● **What needs to be done**
Output every line of the data exactly as it appears.

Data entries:
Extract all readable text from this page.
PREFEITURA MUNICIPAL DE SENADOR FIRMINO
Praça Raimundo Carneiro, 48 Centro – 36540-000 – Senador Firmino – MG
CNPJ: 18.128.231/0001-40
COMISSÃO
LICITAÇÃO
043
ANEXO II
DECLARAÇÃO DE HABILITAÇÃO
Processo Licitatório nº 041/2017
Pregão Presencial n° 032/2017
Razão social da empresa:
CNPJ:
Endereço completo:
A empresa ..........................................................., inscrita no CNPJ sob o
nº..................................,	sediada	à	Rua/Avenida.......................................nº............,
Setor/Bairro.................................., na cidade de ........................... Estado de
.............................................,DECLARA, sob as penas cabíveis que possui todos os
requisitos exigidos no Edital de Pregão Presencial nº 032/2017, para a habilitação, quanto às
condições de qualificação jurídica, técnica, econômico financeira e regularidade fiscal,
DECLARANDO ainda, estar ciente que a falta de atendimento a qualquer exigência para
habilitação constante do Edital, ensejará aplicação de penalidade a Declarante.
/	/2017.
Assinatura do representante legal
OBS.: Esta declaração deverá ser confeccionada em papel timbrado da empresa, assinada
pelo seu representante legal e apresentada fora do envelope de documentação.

● **Problem solution**
Extract all readable text from this page.
PREFEITURA MUNICIPAL DE SENADOR FIRMINO
Praça Raimundo Carneiro, 48 Centro – 36540-000 – Senador Firmino – MG
CNPJ: 18.128.231/0001-40
COMISSÃO
LICITAÇÃO
043
ANEXO II
DECLARAÇÃO DE HABILITAÇÃO
Processo Licitatório nº 041/2017
Pregão Presencial n° 032/2017
Razão social da empresa:
CNPJ:
Endereço completo:
A empresa ..........................................................., inscrita no CNPJ sob o
nº..................................,	sediada	à	Rua/Avenida.......................................nº............,
Setor/Bairro.................................., na cidade de ........................... Estado de
.............................................,DECLARA, sob as penas cabíveis que possui todos os
requisitos exigidos no Edital de Pregão Presencial nº 032/2017, para a habilitação, quanto às
condições de qualificação jurídica, técnica, econômico financeira e regularidade fiscal,
DECLARANDO ainda, estar ciente que a falta de atendimento a qualquer exigência para
habilitação constante do Edital, ensejará aplicação de penalidade a Declarante.
/	/2017.
Assinatura do representante legal
OBS.: Esta declaração deverá ser confeccionada em papel timbrado da empresa, assinada
pelo seu representante legal e apresentada fora do envelope de documentação.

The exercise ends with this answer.